** begin Document text **

Hope to see you all there!
If you have any questions, please email me at jen@paintpunk.com





I have thoroughly enjoyed my Rust Belt Ride project.  Thank you all for your love and support.

Sunday, December 4, 2011

back issue #4: Arriving in Manhattan (last day on the road...*sigh*)

(Note: as will soon become painfully apparent, I do not really know how to use [brackets], but I've decided that they're fun and want to use them [anyway])

Instructions for my last day on the road (written after the fact):

Start with:
A few minutes of drizzly rain [put on rain gear]
Drizzly rain stops [get hot, take off rain gear] 
Repeat 8 zillion times.

Next:
Feel suddenly very hungry [look for place that has food]
See a McDonalds [stop at the McDonalds]
Order cholesterol-laden Big Mac [receive Big Mac 47 seconds after ordering it]
Eat cholesterol-laden Big Mac [tell arteries to shut-up complaining]
Get back on bike without noticing ketchup 'fu manchu' style moustache adhered to face.

Then:
Think to self, "back tire feels a bit flat." [stop to check tire pressure; tire is, in fact, fairly flat]
Look for spare innertube [find no spare innertubes]
Look for patch kit [find no patch kit]
Crap.
Inflate back tire [tire goes flat again in 10 minutes]
Continue to stop every 10 minutes to inflate tire over the next 80 miles.

Finally:
Arrive in Manhattan at 9pm
Wait for brother to arrive
Take picture of hilarious intersection where brother lives [double over with laughter]
Brother arrives [hug brother]

back issue #3: Schenectady: in which I realize that there are very few words that rhyme with 'Schenectady'



There once was a flood in Schenectady
That ruined my bike route inexorably
All the small roads were closed
So I rode, quite exposed
On freeways that put life in jeopardy


Hurricane Irene had caused quite a bit of flooding in upstate New York, and as I neared Schenectady the roads got worse and worse. When my planned route led to a closed road, I replanned my route...and immediately encountered another closed road.  More replanning.  More closed roads.  Like a  mouse (a very well-outfitted mouse with a smartphone) in a maze, I scurried, whiskers trembling, from dead end to blocked road to washed-out bridge.  Increasingly, it seemed that all Schenectady-bound roads were either impassable or closed...except for the interstate. (Note: it is actually illegal to bike on the interstate, and for good reason).  But, as the saying goes, desperate times call for foolish, life-threatening measures (or something like that).  So, dusk descending, I pedaled up the on-ramp to the freeway.  Battalions of distracted drivers sped past as I maneuvered through the roadkill obstacle course on the shoulder.  Wind from passing semi trucks threatened to suck me into traffic. The occasional angry honk startled me nearly out of my spandex.  One particularly cheery soul rolled down his window to give me a one-fingered wave.  Forty adrenaline-fueled minutes later (teeth ground to nubs, eyes bugged out cartoonishly, and knuckles permanently white) I arrived in Schenectady.

** end Document text **

[Problem 1]: Reproduce the listing verbatim from its first line through the line containing "parking-spot-15[interactable]: 15 [1602,860,1640,975]", with both of those lines included.

** begin Exercise input **

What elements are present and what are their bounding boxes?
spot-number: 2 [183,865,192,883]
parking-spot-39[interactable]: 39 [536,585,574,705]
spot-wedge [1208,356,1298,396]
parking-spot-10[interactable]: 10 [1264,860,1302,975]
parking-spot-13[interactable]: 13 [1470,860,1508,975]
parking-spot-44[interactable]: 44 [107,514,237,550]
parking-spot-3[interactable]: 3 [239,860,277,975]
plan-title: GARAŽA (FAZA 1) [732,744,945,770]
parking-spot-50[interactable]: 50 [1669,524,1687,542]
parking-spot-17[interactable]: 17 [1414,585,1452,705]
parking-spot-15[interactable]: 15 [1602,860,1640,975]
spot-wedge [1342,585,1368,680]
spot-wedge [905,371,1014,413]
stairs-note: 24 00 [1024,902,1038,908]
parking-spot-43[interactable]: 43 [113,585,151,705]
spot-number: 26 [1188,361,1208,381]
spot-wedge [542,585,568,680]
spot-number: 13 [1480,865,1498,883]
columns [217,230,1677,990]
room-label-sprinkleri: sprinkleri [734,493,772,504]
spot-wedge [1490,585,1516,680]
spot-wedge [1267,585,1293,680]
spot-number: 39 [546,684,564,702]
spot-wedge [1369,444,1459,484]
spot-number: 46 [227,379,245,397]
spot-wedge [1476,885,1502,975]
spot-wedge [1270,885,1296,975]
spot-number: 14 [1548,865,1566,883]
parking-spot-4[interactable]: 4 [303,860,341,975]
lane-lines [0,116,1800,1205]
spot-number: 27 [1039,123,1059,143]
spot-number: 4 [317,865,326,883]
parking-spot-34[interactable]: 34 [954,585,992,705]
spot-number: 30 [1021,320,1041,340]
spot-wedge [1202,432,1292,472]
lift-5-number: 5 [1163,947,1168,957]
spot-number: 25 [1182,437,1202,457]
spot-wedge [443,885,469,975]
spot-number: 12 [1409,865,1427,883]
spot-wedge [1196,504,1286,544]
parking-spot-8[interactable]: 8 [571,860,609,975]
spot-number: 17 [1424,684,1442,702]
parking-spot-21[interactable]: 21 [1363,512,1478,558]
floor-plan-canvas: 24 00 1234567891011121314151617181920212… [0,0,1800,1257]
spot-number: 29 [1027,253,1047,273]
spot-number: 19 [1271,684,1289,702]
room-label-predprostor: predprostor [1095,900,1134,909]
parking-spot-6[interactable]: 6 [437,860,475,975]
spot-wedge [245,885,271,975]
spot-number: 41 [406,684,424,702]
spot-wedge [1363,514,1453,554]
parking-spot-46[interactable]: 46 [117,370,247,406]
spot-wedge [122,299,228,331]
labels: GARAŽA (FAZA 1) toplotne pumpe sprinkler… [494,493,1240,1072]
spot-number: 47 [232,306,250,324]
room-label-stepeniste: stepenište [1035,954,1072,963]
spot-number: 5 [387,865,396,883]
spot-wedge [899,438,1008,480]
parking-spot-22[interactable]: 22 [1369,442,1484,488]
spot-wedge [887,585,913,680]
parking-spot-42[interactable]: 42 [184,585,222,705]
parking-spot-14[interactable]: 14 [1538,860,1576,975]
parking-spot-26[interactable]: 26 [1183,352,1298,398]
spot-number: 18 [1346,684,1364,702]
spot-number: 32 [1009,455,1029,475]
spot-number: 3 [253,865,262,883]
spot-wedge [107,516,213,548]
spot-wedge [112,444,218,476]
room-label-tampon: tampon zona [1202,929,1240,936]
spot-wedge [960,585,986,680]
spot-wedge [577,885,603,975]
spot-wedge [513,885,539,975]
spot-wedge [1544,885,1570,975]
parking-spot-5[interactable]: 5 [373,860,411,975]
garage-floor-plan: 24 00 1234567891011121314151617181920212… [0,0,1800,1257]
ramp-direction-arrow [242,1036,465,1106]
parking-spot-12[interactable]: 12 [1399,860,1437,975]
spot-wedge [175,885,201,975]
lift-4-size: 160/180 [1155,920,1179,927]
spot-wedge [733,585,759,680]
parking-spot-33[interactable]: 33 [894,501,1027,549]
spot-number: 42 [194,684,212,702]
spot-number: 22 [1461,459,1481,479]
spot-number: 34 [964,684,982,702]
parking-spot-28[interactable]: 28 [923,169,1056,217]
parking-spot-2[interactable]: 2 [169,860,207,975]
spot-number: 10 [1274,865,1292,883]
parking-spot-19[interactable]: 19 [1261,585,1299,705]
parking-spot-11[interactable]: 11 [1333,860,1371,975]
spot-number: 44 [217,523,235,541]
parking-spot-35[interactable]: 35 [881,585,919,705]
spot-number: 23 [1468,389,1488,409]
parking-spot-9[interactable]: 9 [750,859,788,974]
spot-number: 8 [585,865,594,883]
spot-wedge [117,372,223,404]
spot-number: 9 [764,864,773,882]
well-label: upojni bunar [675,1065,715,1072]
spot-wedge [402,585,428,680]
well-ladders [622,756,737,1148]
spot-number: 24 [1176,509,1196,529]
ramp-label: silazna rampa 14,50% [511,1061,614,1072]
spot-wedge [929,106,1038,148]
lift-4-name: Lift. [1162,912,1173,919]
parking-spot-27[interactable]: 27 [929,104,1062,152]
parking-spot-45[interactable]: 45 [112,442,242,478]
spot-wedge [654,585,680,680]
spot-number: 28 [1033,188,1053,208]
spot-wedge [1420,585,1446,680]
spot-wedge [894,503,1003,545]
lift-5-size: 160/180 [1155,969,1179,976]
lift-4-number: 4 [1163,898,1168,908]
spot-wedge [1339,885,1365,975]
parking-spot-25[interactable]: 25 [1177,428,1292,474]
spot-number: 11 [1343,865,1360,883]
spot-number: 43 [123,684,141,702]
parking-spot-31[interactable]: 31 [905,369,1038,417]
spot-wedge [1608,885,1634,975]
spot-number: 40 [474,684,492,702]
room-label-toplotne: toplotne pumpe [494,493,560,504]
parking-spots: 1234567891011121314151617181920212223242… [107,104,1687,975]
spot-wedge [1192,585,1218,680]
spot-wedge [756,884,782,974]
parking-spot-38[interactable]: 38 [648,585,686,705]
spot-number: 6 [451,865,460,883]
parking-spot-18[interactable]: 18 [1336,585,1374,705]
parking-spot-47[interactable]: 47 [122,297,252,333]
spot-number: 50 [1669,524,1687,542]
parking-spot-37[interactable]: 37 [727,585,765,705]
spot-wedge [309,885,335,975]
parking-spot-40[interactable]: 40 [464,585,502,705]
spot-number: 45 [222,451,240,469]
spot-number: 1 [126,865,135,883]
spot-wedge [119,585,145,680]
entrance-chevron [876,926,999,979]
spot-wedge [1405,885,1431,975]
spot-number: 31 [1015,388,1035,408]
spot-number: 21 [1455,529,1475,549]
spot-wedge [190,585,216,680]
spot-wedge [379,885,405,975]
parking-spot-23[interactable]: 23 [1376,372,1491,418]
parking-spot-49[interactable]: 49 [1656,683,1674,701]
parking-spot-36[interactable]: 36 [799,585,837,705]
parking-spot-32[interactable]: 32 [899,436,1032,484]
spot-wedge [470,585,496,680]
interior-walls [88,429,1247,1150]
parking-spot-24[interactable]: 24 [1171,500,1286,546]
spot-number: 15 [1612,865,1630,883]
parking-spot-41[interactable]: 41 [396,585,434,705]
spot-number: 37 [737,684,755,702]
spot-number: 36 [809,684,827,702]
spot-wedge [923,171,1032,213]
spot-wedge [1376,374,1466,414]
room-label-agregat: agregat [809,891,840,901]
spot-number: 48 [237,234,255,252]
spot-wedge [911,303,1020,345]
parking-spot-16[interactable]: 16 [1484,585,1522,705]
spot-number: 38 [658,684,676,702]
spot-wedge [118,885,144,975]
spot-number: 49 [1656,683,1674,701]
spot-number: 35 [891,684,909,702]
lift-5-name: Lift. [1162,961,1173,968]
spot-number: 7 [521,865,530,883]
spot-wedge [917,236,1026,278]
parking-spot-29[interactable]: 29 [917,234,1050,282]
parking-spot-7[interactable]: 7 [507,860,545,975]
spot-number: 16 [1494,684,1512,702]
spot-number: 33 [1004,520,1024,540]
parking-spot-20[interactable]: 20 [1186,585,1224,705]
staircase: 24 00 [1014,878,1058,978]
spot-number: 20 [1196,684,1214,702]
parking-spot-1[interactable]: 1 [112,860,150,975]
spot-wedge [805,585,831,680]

** end Exercise input **

[Problem 2]:
Answer these questions about the bike-trip blog post:
(a) At what time did the writer arrive in Manhattan?
(b) How often did the writer stop to inflate the back tire, and over how many miles?
(c) How long did the freeway ride into Schenectady take?

[Complete response 1]:
What elements are present and what are their bounding boxes?
spot-number: 2 [183,865,192,883]
parking-spot-39[interactable]: 39 [536,585,574,705]
spot-wedge [1208,356,1298,396]
parking-spot-10[interactable]: 10 [1264,860,1302,975]
parking-spot-13[interactable]: 13 [1470,860,1508,975]
parking-spot-44[interactable]: 44 [107,514,237,550]
parking-spot-3[interactable]: 3 [239,860,277,975]
plan-title: GARAŽA (FAZA 1) [732,744,945,770]
parking-spot-50[interactable]: 50 [1669,524,1687,542]
parking-spot-17[interactable]: 17 [1414,585,1452,705]
parking-spot-15[interactable]: 15 [1602,860,1640,975]

[Complete response 2]:
(a) 9pm
(b) Every 10 minutes, over the next 80 miles
(c) Forty minutes